- [The exercise]: Locate the lines where "JSON" occurs and copy them as they stand.
Begin
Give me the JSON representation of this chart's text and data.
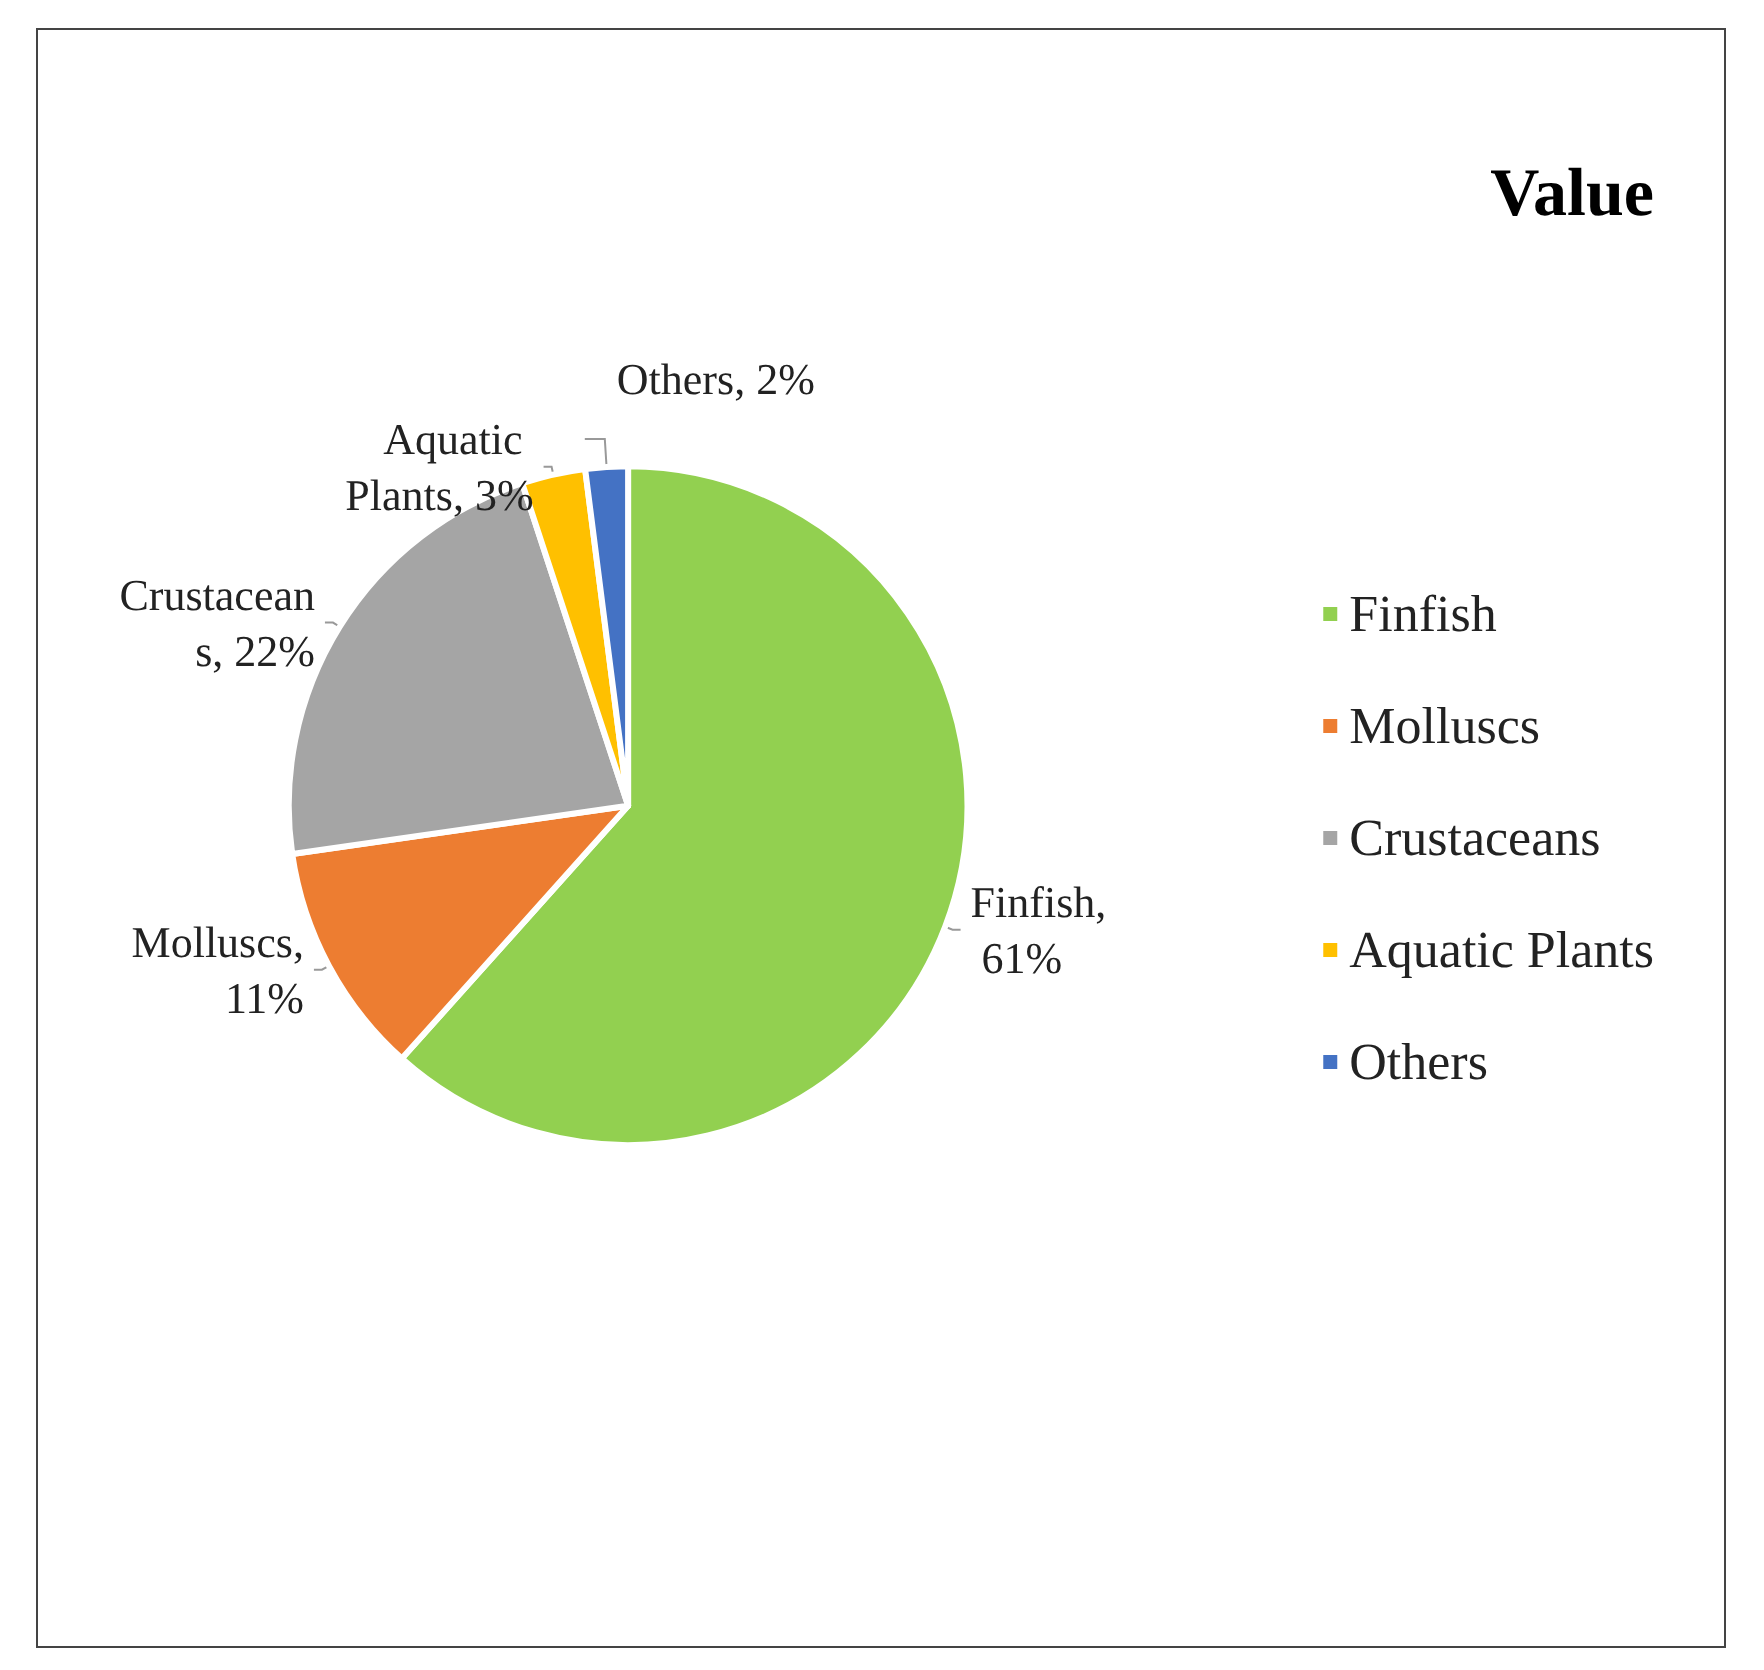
{
  "chart_data": {
    "type": "pie",
    "title": "Value",
    "categories": [
      "Finfish",
      "Molluscs",
      "Crustaceans",
      "Aquatic Plants",
      "Others"
    ],
    "values": [
      61,
      11,
      22,
      3,
      2
    ],
    "colors": [
      "#92d050",
      "#ed7d31",
      "#a5a5a5",
      "#ffc000",
      "#4472c4"
    ],
    "value_labels": [
      "Finfish, 61%",
      "Molluscs, 11%",
      "Crustacean s, 22%",
      "Aquatic Plants, 3%",
      "Others, 2%"
    ],
    "legend": "right"
  }
}
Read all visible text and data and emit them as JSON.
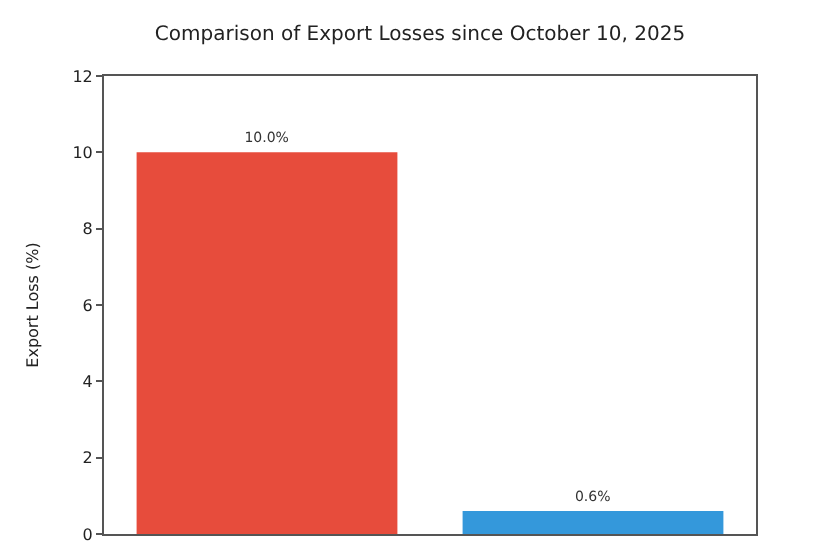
{
  "chart_data": {
    "type": "bar",
    "title": "Comparison of Export Losses since October 10, 2025",
    "ylabel": "Export Loss (%)",
    "categories": [
      null,
      null
    ],
    "values": [
      10.0,
      0.6
    ],
    "colors": [
      "#e74c3c",
      "#3498db"
    ],
    "value_labels": [
      "10.0%",
      "0.6%"
    ],
    "ylim": [
      0,
      12
    ],
    "yticks": [
      0,
      2,
      4,
      6,
      8,
      10,
      12
    ],
    "tick_labels": "y"
  }
}
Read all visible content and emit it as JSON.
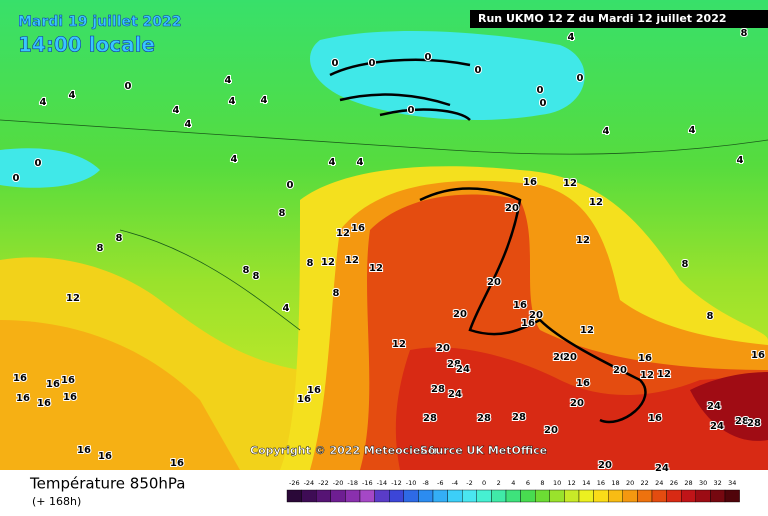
{
  "header": {
    "date": "Mardi 19 juillet 2022",
    "time": "14:00 locale",
    "run": "Run UKMO 12 Z du Mardi 12 juillet 2022"
  },
  "map": {
    "copyright": "Copyright © 2022 Meteociel.fr",
    "source": "Source UK MetOffice",
    "contour_labels": [
      0,
      0,
      0,
      0,
      0,
      0,
      0,
      0,
      0,
      0,
      0,
      0,
      4,
      4,
      4,
      4,
      4,
      4,
      4,
      4,
      4,
      4,
      4,
      4,
      4,
      4,
      8,
      8,
      8,
      8,
      8,
      8,
      8,
      4,
      8,
      12,
      12,
      12,
      12,
      12,
      12,
      12,
      12,
      12,
      12,
      16,
      16,
      20,
      20,
      20,
      20,
      20,
      28,
      24,
      28,
      24,
      28,
      28,
      28,
      20,
      20,
      16,
      24,
      24,
      28,
      28,
      20,
      20,
      20,
      12,
      12,
      16,
      16,
      8,
      8,
      16,
      16,
      16,
      16,
      16,
      16,
      16,
      16,
      16,
      16,
      16,
      20,
      24,
      16,
      16,
      16
    ]
  },
  "legend": {
    "title": "Température 850hPa",
    "lead": "(+ 168h)",
    "ticks": [
      -26,
      -24,
      -22,
      -20,
      -18,
      -16,
      -14,
      -12,
      -10,
      -8,
      -6,
      -4,
      -2,
      0,
      2,
      4,
      6,
      8,
      10,
      12,
      14,
      16,
      18,
      20,
      22,
      24,
      26,
      28,
      30,
      32,
      34
    ],
    "colors": [
      "#2a0838",
      "#3e0c55",
      "#561474",
      "#6e1e92",
      "#8a30ae",
      "#a548c6",
      "#5a3cc8",
      "#3c46d8",
      "#2e6ae6",
      "#2c8cf0",
      "#34aef6",
      "#3ccff8",
      "#4ae6f0",
      "#46f0d2",
      "#40eaa8",
      "#3ee27c",
      "#48dc50",
      "#6cdc34",
      "#9ae22c",
      "#c8ea28",
      "#ecf020",
      "#fadc18",
      "#f8bc14",
      "#f49810",
      "#ee720e",
      "#e44c10",
      "#d82a14",
      "#c01418",
      "#9c0c14",
      "#760810",
      "#50040a"
    ]
  }
}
End
- [Completed exercise]:
Give me the JSON representation of this chart's text and data.
Read all visible text and data and emit them as JSON.
Read all visible content and emit it as JSON.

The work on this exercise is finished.